Challenge:
Without the pictures, return each record as it appears.

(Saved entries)
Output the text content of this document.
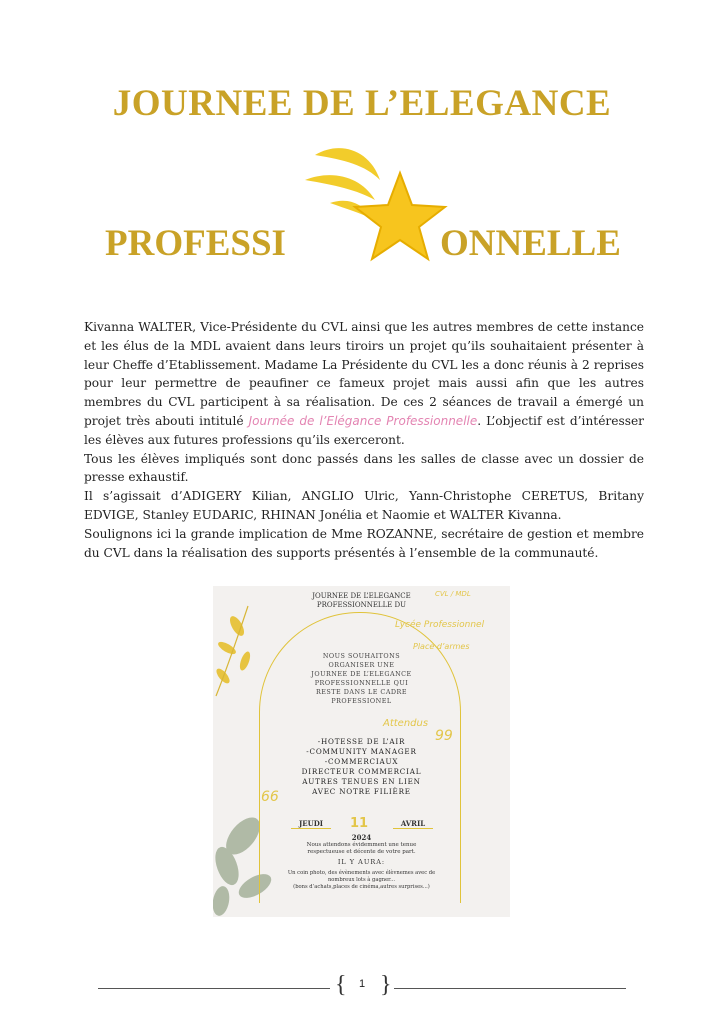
JOURNEE DE L’ELEGANCE
PROFESSI	ONNELLE

Kivanna WALTER, Vice-Présidente du CVL ainsi que les autres membres de cette instance et les élus de la MDL avaient dans leurs tiroirs un projet qu’ils souhaitaient présenter à leur Cheffe d’Etablissement. Madame La Présidente du CVL les a donc réunis à 2 reprises pour leur permettre de peaufiner ce fameux projet mais aussi afin que les autres membres du CVL participent à sa réalisation. De ces 2 séances de travail a émergé un projet très abouti intitulé Journée de l’Elégance Professionnelle. L’objectif est d’intéresser les élèves aux futures professions qu’ils exerceront.

Tous les élèves impliqués sont donc passés dans les salles de classe avec un dossier de presse exhaustif.

Il s’agissait d’ADIGERY Kilian, ANGLIO Ulric, Yann-Christophe CERETUS, Britany EDVIGE, Stanley EUDARIC, RHINAN Jonélia et Naomie et WALTER Kivanna.

Soulignons ici la grande implication de Mme ROZANNE, secrétaire de gestion et membre du CVL dans la réalisation des supports présentés à l’ensemble de la communauté.

JOURNEE DE L’ELEGANCE
PROFESSIONNELLE DU
CVL / MDL
Lycée Professionnel
Place d’armes
NOUS SOUHAITONS
ORGANISER UNE
JOURNEE DE L’ELEGANCE
PROFESSIONNELLE QUI
RESTE DANS LE CADRE
PROFESSIONEL
Attendus
99
-HOTESSE DE L’AIR
-COMMUNITY MANAGER
-COMMERCIAUX
DIRECTEUR COMMERCIAL
AUTRES TENUES EN LIEN
AVEC NOTRE FILIÈRE
66
JEUDI	11	AVRIL
2024
Nous attendons évidemment une tenue
respectueuse et décente de votre part.
IL Y AURA:
Un coin photo, des évènements avec élèvnemes avec de
nombreux lots à gagner...
(bons d’achats,places de cinéma,autres surprises...)
{	1 }
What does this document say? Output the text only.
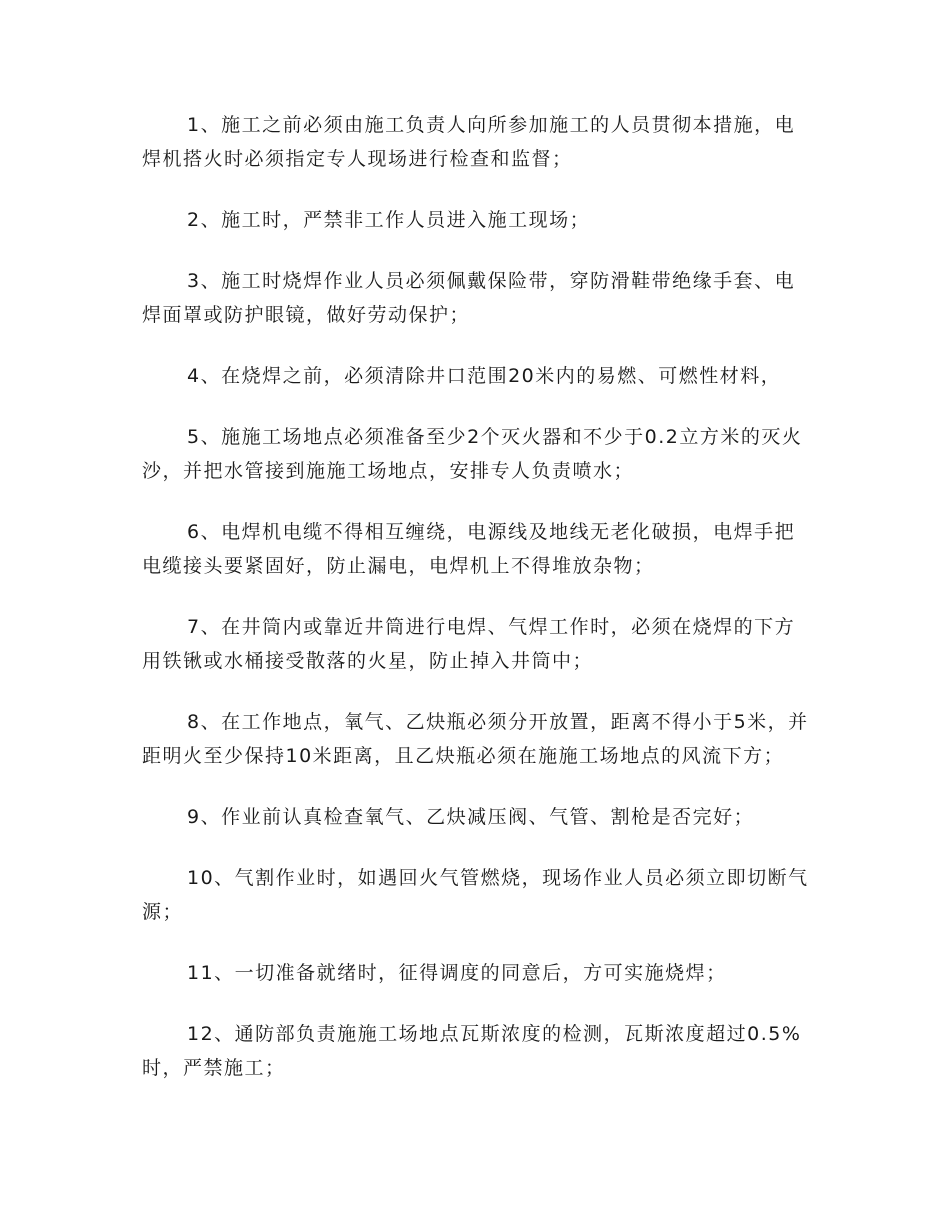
1、施工之前必须由施工负责人向所参加施工的人员贯彻本措施，电焊机搭火时必须指定专人现场进行检查和监督；

2、施工时，严禁非工作人员进入施工现场；

3、施工时烧焊作业人员必须佩戴保险带，穿防滑鞋带绝缘手套、电焊面罩或防护眼镜，做好劳动保护；

4、在烧焊之前，必须清除井口范围20米内的易燃、可燃性材料，

5、施施工场地点必须准备至少2个灭火器和不少于0.2立方米的灭火沙，并把水管接到施施工场地点，安排专人负责喷水；

6、电焊机电缆不得相互缠绕，电源线及地线无老化破损，电焊手把电缆接头要紧固好，防止漏电，电焊机上不得堆放杂物；

7、在井筒内或靠近井筒进行电焊、气焊工作时，必须在烧焊的下方用铁锹或水桶接受散落的火星，防止掉入井筒中；

8、在工作地点，氧气、乙炔瓶必须分开放置，距离不得小于5米，并距明火至少保持10米距离，且乙炔瓶必须在施施工场地点的风流下方；

9、作业前认真检查氧气、乙炔减压阀、气管、割枪是否完好；

10、气割作业时，如遇回火气管燃烧，现场作业人员必须立即切断气源；

11、一切准备就绪时，征得调度的同意后，方可实施烧焊；

12、通防部负责施施工场地点瓦斯浓度的检测，瓦斯浓度超过0.5%时，严禁施工；
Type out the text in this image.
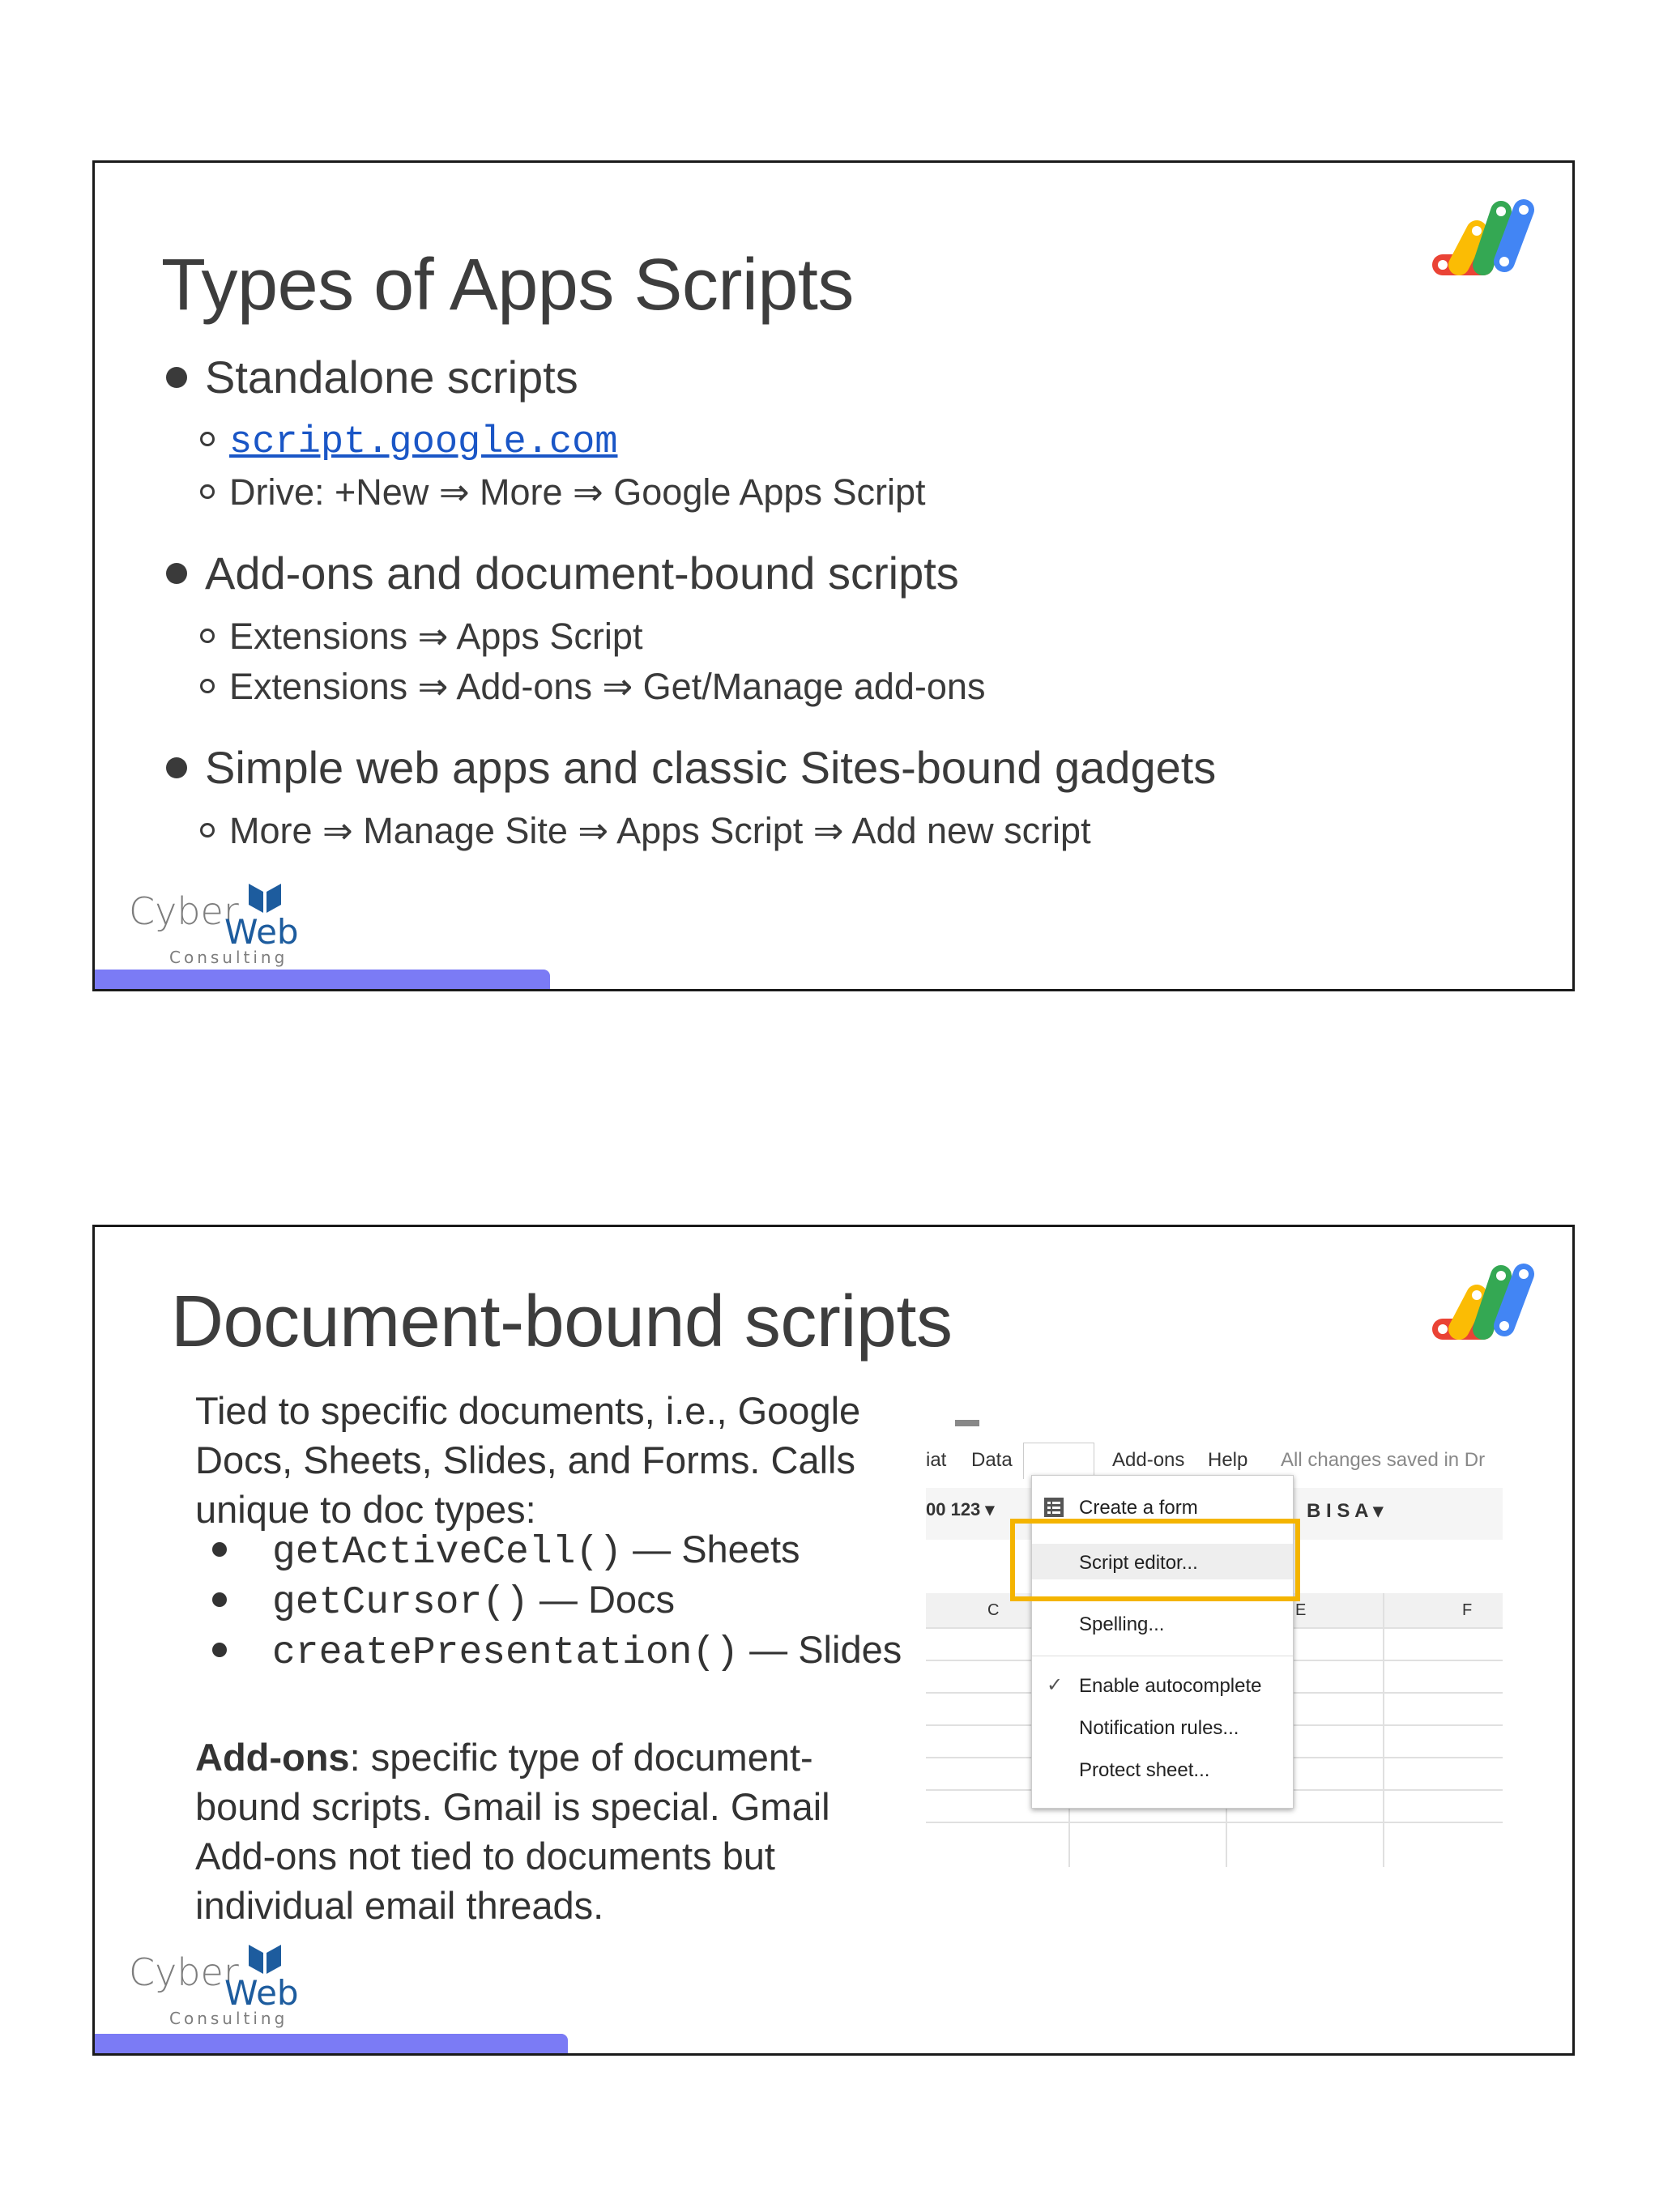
Types of Apps Scripts
Standalone scripts
script.google.com
Drive: +New ⇒ More ⇒ Google Apps Script
Add-ons and document-bound scripts
Extensions ⇒ Apps Script
Extensions ⇒ Add-ons ⇒ Get/Manage add-ons
Simple web apps and classic Sites-bound gadgets
More ⇒ Manage Site ⇒ Apps Script ⇒ Add new script
Cyber
Web
Consulting
Document-bound scripts
Tied to specific documents, i.e., Google Docs, Sheets, Slides, and Forms. Calls unique to doc types:
getActiveCell() — Sheets
getCursor() — Docs
createPresentation() — Slides
Add-ons: specific type of document-bound scripts. Gmail is special. Gmail Add-ons not tied to documents but individual email threads.
iat Data	Add-ons Help All changes saved in Dr
00 123 ▾	B I S A ▾
C	E	F
Create a form
Script editor...
Spelling...
✓ Enable autocomplete
Notification rules...
Protect sheet...
Cyber
Web
Consulting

Task answer:
Output the text content of this document.
JOURNEE DE L’ELEGANCE
PROFESSI	ONNELLE

Kivanna WALTER, Vice-Présidente du CVL ainsi que les autres membres de cette instance et les élus de la MDL avaient dans leurs tiroirs un projet qu’ils souhaitaient présenter à leur Cheffe d’Etablissement. Madame La Présidente du CVL les a donc réunis à 2 reprises pour leur permettre de peaufiner ce fameux projet mais aussi afin que les autres membres du CVL participent à sa réalisation. De ces 2 séances de travail a émergé un projet très abouti intitulé Journée de l’Elégance Professionnelle. L’objectif est d’intéresser les élèves aux futures professions qu’ils exerceront.

Tous les élèves impliqués sont donc passés dans les salles de classe avec un dossier de presse exhaustif.

Il s’agissait d’ADIGERY Kilian, ANGLIO Ulric, Yann-Christophe CERETUS, Britany EDVIGE, Stanley EUDARIC, RHINAN Jonélia et Naomie et WALTER Kivanna.

Soulignons ici la grande implication de Mme ROZANNE, secrétaire de gestion et membre du CVL dans la réalisation des supports présentés à l’ensemble de la communauté.

JOURNEE DE L’ELEGANCE
PROFESSIONNELLE DU
CVL / MDL
Lycée Professionnel
Place d’armes
NOUS SOUHAITONS
ORGANISER UNE
JOURNEE DE L’ELEGANCE
PROFESSIONNELLE QUI
RESTE DANS LE CADRE
PROFESSIONEL
Attendus
99
-HOTESSE DE L’AIR
-COMMUNITY MANAGER
-COMMERCIAUX
DIRECTEUR COMMERCIAL
AUTRES TENUES EN LIEN
AVEC NOTRE FILIÈRE
66
JEUDI	11	AVRIL
2024
Nous attendons évidemment une tenue
respectueuse et décente de votre part.
IL Y AURA:
Un coin photo, des évènements avec élèvnemes avec de
nombreux lots à gagner...
(bons d’achats,places de cinéma,autres surprises...)
{	1 }
What does this document say? Output the text only.
1、施工之前必须由施工负责人向所参加施工的人员贯彻本措施，电焊机搭火时必须指定专人现场进行检查和监督；

2、施工时，严禁非工作人员进入施工现场；

3、施工时烧焊作业人员必须佩戴保险带，穿防滑鞋带绝缘手套、电焊面罩或防护眼镜，做好劳动保护；

4、在烧焊之前，必须清除井口范围20米内的易燃、可燃性材料，

5、施施工场地点必须准备至少2个灭火器和不少于0.2立方米的灭火沙，并把水管接到施施工场地点，安排专人负责喷水；

6、电焊机电缆不得相互缠绕，电源线及地线无老化破损，电焊手把电缆接头要紧固好，防止漏电，电焊机上不得堆放杂物；

7、在井筒内或靠近井筒进行电焊、气焊工作时，必须在烧焊的下方用铁锹或水桶接受散落的火星，防止掉入井筒中；

8、在工作地点，氧气、乙炔瓶必须分开放置，距离不得小于5米，并距明火至少保持10米距离，且乙炔瓶必须在施施工场地点的风流下方；

9、作业前认真检查氧气、乙炔减压阀、气管、割枪是否完好；

10、气割作业时，如遇回火气管燃烧，现场作业人员必须立即切断气源；

11、一切准备就绪时，征得调度的同意后，方可实施烧焊；

12、通防部负责施施工场地点瓦斯浓度的检测，瓦斯浓度超过0.5%时，严禁施工；
Type out the text in this image.
Types of Apps Scripts
Standalone scripts
script.google.com
Drive: +New ⇒ More ⇒ Google Apps Script
Add-ons and document-bound scripts
Extensions ⇒ Apps Script
Extensions ⇒ Add-ons ⇒ Get/Manage add-ons
Simple web apps and classic Sites-bound gadgets
More ⇒ Manage Site ⇒ Apps Script ⇒ Add new script
Cyber
Web
Consulting
Document-bound scripts
Tied to specific documents, i.e., Google Docs, Sheets, Slides, and Forms. Calls unique to doc types:
getActiveCell() — Sheets
getCursor() — Docs
createPresentation() — Slides
Add-ons: specific type of document-bound scripts. Gmail is special. Gmail Add-ons not tied to documents but individual email threads.
iat Data	Add-ons Help All changes saved in Dr
00 123 ▾	B I S A ▾
C	E	F
Create a form
Script editor...
Spelling...
✓ Enable autocomplete
Notification rules...
Protect sheet...
Cyber
Web
Consulting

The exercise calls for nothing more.